(Material shown)
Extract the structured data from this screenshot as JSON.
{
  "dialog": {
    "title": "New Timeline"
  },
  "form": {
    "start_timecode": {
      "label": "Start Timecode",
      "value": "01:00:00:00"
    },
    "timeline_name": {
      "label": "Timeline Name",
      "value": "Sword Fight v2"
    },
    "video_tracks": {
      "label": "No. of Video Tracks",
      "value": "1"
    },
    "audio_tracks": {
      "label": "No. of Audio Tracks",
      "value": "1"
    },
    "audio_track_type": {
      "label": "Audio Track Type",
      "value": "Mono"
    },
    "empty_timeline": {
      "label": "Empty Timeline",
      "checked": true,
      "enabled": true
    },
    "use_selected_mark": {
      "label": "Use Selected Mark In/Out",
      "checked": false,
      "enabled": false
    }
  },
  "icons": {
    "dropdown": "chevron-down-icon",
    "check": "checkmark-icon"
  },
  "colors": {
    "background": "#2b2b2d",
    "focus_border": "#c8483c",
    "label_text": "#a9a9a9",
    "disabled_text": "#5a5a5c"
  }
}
==
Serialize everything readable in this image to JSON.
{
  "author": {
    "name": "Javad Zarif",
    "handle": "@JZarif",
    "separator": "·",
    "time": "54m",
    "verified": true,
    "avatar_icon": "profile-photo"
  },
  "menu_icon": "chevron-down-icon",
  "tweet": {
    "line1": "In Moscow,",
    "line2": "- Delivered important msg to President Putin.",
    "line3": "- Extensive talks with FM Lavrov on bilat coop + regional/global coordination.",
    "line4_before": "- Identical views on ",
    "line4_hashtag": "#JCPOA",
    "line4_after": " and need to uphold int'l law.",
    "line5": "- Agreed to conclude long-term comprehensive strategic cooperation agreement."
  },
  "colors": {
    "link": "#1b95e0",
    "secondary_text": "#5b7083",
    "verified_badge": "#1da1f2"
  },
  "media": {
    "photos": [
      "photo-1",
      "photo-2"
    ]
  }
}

(What to produce) Report only how many lines in the entries contain "this".

(Written answer) 2